AIM
Restate the whole listing exactly.

(Part of a data file)
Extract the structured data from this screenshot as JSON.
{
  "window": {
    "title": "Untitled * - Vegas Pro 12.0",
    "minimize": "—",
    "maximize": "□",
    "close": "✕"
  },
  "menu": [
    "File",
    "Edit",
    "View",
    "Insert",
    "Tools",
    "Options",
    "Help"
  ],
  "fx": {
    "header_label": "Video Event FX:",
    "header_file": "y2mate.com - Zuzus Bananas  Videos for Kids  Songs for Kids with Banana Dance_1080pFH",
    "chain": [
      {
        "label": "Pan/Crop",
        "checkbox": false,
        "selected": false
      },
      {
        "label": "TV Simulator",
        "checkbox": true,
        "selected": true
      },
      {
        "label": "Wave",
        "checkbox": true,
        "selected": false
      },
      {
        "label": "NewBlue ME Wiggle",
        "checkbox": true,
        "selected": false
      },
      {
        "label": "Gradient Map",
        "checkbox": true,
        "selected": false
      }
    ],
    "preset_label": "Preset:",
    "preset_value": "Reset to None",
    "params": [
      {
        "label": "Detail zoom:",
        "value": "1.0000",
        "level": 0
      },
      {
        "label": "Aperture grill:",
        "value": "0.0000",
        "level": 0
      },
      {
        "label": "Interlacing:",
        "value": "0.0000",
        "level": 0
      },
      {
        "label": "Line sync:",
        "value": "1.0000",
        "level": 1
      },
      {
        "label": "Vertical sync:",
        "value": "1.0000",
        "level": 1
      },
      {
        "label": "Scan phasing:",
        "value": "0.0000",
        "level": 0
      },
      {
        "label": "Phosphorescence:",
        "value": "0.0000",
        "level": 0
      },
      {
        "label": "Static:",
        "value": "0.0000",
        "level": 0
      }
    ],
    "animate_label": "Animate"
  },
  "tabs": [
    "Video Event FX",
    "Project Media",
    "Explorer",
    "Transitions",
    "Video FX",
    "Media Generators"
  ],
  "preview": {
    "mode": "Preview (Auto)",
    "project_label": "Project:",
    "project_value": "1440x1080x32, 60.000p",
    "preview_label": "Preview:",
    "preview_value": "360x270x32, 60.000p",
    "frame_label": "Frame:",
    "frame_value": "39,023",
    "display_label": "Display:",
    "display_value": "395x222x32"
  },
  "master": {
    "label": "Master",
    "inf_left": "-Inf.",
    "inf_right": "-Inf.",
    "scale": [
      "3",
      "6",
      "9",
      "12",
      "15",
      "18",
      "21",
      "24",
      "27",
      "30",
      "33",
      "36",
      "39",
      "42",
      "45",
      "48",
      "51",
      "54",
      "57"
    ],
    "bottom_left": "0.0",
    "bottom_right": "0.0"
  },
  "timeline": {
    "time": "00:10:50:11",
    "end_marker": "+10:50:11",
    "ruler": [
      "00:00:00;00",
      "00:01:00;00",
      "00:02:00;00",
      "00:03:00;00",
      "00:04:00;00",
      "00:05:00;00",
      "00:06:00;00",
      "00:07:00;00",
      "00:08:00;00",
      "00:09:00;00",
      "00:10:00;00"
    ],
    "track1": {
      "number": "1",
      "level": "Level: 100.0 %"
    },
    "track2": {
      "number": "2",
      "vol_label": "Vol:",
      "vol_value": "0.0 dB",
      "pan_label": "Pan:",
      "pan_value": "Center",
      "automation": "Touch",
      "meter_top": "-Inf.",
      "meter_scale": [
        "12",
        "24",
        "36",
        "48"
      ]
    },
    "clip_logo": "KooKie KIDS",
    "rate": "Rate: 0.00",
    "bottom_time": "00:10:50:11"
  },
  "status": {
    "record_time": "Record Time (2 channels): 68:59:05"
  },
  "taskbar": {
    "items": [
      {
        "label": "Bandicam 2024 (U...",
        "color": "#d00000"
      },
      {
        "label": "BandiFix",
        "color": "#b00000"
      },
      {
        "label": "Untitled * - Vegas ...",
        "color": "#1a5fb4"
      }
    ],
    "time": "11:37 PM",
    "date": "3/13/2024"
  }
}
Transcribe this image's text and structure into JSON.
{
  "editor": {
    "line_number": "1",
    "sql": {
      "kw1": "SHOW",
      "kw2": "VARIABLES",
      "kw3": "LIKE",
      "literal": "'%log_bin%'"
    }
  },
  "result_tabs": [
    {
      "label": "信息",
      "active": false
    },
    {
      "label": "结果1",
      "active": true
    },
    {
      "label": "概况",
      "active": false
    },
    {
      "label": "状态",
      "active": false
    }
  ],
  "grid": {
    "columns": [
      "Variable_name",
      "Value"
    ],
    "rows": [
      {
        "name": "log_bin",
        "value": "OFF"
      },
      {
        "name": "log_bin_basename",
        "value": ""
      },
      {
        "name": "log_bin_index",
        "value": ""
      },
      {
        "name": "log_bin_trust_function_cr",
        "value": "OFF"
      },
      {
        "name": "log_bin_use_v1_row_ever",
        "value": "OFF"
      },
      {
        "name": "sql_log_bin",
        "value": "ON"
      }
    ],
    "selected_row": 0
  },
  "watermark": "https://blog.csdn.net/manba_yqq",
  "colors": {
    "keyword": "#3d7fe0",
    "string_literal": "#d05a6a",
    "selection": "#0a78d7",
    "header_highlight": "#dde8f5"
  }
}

ANSWER FOR THIS EXERCISE
Extract the structured data from this screenshot as JSON.
{
  "window": {
    "title": "Untitled * - Vegas Pro 12.0",
    "minimize": "—",
    "maximize": "□",
    "close": "✕"
  },
  "menu": [
    "File",
    "Edit",
    "View",
    "Insert",
    "Tools",
    "Options",
    "Help"
  ],
  "fx": {
    "header_label": "Video Event FX:",
    "header_file": "y2mate.com - Zuzus Bananas  Videos for Kids  Songs for Kids with Banana Dance_1080pFH",
    "chain": [
      {
        "label": "Pan/Crop",
        "checkbox": false,
        "selected": false
      },
      {
        "label": "TV Simulator",
        "checkbox": true,
        "selected": true
      },
      {
        "label": "Wave",
        "checkbox": true,
        "selected": false
      },
      {
        "label": "NewBlue ME Wiggle",
        "checkbox": true,
        "selected": false
      },
      {
        "label": "Gradient Map",
        "checkbox": true,
        "selected": false
      }
    ],
    "preset_label": "Preset:",
    "preset_value": "Reset to None",
    "params": [
      {
        "label": "Detail zoom:",
        "value": "1.0000",
        "level": 0
      },
      {
        "label": "Aperture grill:",
        "value": "0.0000",
        "level": 0
      },
      {
        "label": "Interlacing:",
        "value": "0.0000",
        "level": 0
      },
      {
        "label": "Line sync:",
        "value": "1.0000",
        "level": 1
      },
      {
        "label": "Vertical sync:",
        "value": "1.0000",
        "level": 1
      },
      {
        "label": "Scan phasing:",
        "value": "0.0000",
        "level": 0
      },
      {
        "label": "Phosphorescence:",
        "value": "0.0000",
        "level": 0
      },
      {
        "label": "Static:",
        "value": "0.0000",
        "level": 0
      }
    ],
    "animate_label": "Animate"
  },
  "tabs": [
    "Video Event FX",
    "Project Media",
    "Explorer",
    "Transitions",
    "Video FX",
    "Media Generators"
  ],
  "preview": {
    "mode": "Preview (Auto)",
    "project_label": "Project:",
    "project_value": "1440x1080x32, 60.000p",
    "preview_label": "Preview:",
    "preview_value": "360x270x32, 60.000p",
    "frame_label": "Frame:",
    "frame_value": "39,023",
    "display_label": "Display:",
    "display_value": "395x222x32"
  },
  "master": {
    "label": "Master",
    "inf_left": "-Inf.",
    "inf_right": "-Inf.",
    "scale": [
      "3",
      "6",
      "9",
      "12",
      "15",
      "18",
      "21",
      "24",
      "27",
      "30",
      "33",
      "36",
      "39",
      "42",
      "45",
      "48",
      "51",
      "54",
      "57"
    ],
    "bottom_left": "0.0",
    "bottom_right": "0.0"
  },
  "timeline": {
    "time": "00:10:50:11",
    "end_marker": "+10:50:11",
    "ruler": [
      "00:00:00;00",
      "00:01:00;00",
      "00:02:00;00",
      "00:03:00;00",
      "00:04:00;00",
      "00:05:00;00",
      "00:06:00;00",
      "00:07:00;00",
      "00:08:00;00",
      "00:09:00;00",
      "00:10:00;00"
    ],
    "track1": {
      "number": "1",
      "level": "Level: 100.0 %"
    },
    "track2": {
      "number": "2",
      "vol_label": "Vol:",
      "vol_value": "0.0 dB",
      "pan_label": "Pan:",
      "pan_value": "Center",
      "automation": "Touch",
      "meter_top": "-Inf.",
      "meter_scale": [
        "12",
        "24",
        "36",
        "48"
      ]
    },
    "clip_logo": "KooKie KIDS",
    "rate": "Rate: 0.00",
    "bottom_time": "00:10:50:11"
  },
  "status": {
    "record_time": "Record Time (2 channels): 68:59:05"
  },
  "taskbar": {
    "items": [
      {
        "label": "Bandicam 2024 (U...",
        "color": "#d00000"
      },
      {
        "label": "BandiFix",
        "color": "#b00000"
      },
      {
        "label": "Untitled * - Vegas ...",
        "color": "#1a5fb4"
      }
    ],
    "time": "11:37 PM",
    "date": "3/13/2024"
  }
}
Transcribe this image's text and structure into JSON.
{
  "editor": {
    "line_number": "1",
    "sql": {
      "kw1": "SHOW",
      "kw2": "VARIABLES",
      "kw3": "LIKE",
      "literal": "'%log_bin%'"
    }
  },
  "result_tabs": [
    {
      "label": "信息",
      "active": false
    },
    {
      "label": "结果1",
      "active": true
    },
    {
      "label": "概况",
      "active": false
    },
    {
      "label": "状态",
      "active": false
    }
  ],
  "grid": {
    "columns": [
      "Variable_name",
      "Value"
    ],
    "rows": [
      {
        "name": "log_bin",
        "value": "OFF"
      },
      {
        "name": "log_bin_basename",
        "value": ""
      },
      {
        "name": "log_bin_index",
        "value": ""
      },
      {
        "name": "log_bin_trust_function_cr",
        "value": "OFF"
      },
      {
        "name": "log_bin_use_v1_row_ever",
        "value": "OFF"
      },
      {
        "name": "sql_log_bin",
        "value": "ON"
      }
    ],
    "selected_row": 0
  },
  "watermark": "https://blog.csdn.net/manba_yqq",
  "colors": {
    "keyword": "#3d7fe0",
    "string_literal": "#d05a6a",
    "selection": "#0a78d7",
    "header_highlight": "#dde8f5"
  }
}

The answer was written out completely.